**Goal of the exercise**
Locate the word "family" in the material, then show every line that holds it.
------ Provided records ------
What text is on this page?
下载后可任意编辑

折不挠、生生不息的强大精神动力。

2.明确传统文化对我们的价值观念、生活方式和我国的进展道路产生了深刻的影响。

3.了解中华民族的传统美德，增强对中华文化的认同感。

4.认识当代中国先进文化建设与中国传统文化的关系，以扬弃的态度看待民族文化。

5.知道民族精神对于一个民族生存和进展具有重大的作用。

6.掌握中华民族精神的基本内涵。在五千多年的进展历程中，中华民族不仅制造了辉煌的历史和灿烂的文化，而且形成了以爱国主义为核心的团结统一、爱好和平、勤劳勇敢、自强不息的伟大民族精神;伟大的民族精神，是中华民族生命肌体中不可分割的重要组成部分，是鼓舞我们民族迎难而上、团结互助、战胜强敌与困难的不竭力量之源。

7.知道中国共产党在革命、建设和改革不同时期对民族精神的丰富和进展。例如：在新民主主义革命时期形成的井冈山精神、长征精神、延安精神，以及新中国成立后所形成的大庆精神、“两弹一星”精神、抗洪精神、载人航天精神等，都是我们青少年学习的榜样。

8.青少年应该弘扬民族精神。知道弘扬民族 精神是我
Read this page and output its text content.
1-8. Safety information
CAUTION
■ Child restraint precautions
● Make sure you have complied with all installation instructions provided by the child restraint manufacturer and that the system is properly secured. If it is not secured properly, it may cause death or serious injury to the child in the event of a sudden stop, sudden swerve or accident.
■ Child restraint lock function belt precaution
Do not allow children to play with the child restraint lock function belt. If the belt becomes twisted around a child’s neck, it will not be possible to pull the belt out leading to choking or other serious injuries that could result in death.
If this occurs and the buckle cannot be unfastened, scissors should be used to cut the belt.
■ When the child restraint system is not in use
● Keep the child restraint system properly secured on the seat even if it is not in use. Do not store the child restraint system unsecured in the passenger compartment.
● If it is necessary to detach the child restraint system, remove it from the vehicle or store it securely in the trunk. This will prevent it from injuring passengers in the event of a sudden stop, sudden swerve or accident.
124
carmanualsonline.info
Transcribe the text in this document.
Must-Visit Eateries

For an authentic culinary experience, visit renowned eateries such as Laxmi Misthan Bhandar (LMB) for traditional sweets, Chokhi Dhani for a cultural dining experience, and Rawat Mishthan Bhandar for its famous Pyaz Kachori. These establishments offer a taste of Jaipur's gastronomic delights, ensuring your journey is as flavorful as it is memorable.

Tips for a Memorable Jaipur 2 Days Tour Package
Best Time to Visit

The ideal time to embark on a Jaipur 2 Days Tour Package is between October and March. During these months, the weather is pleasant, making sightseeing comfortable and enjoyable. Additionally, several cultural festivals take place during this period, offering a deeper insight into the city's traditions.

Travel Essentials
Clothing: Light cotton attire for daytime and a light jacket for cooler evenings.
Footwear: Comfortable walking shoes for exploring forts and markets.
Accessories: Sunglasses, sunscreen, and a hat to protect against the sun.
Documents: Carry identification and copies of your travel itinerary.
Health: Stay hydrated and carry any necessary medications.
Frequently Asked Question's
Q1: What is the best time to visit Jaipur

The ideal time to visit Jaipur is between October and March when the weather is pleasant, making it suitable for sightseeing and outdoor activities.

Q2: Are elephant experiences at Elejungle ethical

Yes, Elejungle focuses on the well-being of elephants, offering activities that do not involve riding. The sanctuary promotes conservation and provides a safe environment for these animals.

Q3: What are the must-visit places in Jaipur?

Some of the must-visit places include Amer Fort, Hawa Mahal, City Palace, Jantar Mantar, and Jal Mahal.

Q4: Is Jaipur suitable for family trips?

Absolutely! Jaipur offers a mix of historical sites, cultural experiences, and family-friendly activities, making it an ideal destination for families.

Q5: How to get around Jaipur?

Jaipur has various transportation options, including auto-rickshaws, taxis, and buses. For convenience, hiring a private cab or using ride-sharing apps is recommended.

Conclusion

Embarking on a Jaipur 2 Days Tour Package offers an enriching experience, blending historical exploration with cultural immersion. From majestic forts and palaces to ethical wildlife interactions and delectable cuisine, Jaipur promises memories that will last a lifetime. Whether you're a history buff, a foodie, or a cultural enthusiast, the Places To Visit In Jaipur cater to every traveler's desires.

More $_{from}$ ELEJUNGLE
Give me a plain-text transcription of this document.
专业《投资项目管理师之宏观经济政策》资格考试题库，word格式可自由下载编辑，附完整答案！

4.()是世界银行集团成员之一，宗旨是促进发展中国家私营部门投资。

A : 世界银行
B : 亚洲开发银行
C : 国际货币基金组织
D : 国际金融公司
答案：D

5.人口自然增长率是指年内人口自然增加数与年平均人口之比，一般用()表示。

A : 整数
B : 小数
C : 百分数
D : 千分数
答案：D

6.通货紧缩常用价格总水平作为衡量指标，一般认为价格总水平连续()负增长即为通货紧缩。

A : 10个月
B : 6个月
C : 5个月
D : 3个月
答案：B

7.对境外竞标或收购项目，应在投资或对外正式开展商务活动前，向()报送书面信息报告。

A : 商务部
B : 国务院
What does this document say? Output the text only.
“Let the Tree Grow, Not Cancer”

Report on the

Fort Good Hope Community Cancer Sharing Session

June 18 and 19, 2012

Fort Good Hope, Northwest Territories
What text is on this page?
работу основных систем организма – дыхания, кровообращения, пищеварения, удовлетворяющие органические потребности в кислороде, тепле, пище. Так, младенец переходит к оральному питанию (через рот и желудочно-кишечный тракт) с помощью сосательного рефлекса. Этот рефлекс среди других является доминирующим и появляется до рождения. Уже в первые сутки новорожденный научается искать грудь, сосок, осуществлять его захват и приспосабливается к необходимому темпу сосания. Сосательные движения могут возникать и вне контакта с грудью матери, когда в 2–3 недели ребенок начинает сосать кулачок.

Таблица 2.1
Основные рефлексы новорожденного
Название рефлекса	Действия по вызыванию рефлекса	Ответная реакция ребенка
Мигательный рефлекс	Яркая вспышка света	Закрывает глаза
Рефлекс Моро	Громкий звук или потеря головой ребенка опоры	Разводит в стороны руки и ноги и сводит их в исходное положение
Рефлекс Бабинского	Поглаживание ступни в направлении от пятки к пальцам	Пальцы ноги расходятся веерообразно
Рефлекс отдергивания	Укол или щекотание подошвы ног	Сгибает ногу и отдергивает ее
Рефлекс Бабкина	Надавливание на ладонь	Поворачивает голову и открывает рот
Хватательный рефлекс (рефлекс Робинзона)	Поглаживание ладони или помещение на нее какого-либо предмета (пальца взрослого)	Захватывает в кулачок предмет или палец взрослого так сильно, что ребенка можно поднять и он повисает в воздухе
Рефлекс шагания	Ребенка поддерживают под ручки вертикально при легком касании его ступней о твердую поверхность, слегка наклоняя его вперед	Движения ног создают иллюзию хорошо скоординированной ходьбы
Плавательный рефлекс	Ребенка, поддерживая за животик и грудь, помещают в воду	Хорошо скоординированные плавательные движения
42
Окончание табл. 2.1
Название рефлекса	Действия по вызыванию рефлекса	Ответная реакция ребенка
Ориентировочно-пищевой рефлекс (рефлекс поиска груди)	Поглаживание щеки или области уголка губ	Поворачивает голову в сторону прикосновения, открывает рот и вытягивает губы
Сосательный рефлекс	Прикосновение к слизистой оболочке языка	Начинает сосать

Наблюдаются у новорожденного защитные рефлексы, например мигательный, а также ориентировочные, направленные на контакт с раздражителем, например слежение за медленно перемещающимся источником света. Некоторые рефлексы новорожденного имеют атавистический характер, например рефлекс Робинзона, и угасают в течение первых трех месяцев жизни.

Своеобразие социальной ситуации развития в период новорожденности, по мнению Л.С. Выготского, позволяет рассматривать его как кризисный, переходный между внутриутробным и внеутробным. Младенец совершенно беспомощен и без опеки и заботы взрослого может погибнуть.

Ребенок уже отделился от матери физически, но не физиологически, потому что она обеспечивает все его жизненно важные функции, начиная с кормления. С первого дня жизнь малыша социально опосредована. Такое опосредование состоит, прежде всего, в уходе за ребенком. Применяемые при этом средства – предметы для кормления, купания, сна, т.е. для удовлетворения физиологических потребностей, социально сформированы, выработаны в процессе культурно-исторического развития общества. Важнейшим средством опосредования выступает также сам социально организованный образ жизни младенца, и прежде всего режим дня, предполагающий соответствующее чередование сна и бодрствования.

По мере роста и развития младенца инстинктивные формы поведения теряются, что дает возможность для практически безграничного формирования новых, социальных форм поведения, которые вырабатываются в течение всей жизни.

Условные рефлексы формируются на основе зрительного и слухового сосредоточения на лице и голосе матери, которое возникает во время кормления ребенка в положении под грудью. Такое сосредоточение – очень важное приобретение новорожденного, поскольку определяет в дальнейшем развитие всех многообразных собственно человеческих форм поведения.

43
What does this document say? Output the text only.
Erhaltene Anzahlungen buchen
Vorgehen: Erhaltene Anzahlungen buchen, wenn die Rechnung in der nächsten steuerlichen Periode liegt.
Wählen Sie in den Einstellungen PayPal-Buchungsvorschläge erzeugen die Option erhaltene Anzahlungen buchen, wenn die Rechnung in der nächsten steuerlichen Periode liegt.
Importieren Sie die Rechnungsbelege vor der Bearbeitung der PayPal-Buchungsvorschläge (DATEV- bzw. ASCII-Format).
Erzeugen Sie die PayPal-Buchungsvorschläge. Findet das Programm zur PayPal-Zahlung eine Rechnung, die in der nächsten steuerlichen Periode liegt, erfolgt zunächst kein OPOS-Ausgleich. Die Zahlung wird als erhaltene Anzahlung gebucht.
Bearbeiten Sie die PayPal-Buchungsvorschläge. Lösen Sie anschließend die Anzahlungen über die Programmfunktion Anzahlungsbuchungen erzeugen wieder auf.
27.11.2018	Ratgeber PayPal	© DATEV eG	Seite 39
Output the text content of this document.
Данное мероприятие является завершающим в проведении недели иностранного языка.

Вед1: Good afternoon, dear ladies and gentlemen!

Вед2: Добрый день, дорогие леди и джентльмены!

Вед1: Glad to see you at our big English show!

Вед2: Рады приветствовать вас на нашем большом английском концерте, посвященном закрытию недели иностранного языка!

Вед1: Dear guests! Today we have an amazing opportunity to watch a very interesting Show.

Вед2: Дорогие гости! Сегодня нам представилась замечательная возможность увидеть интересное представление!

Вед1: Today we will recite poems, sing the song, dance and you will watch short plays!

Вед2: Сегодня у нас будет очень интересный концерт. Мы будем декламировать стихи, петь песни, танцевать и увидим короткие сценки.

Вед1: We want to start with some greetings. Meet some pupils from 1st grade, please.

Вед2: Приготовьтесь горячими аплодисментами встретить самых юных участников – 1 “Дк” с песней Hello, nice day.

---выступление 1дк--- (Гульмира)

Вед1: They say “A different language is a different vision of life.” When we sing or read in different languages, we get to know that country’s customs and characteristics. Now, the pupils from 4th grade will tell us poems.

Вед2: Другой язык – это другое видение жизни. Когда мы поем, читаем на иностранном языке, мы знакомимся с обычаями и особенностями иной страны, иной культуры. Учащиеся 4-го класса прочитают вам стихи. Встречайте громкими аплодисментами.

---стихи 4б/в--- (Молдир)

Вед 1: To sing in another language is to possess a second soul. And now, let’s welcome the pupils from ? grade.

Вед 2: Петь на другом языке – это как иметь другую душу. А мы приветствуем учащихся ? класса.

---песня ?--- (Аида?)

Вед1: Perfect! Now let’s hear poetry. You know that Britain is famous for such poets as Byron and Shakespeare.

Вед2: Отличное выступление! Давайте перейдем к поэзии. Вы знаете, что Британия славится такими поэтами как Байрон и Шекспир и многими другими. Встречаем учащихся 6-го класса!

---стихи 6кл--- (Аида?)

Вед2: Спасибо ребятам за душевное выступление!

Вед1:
------
**Solved problem**
Q4: Is Jaipur suitable for family trips?
Absolutely! Jaipur offers a mix of historical sites, cultural experiences, and family-friendly activities, making it an ideal destination for families.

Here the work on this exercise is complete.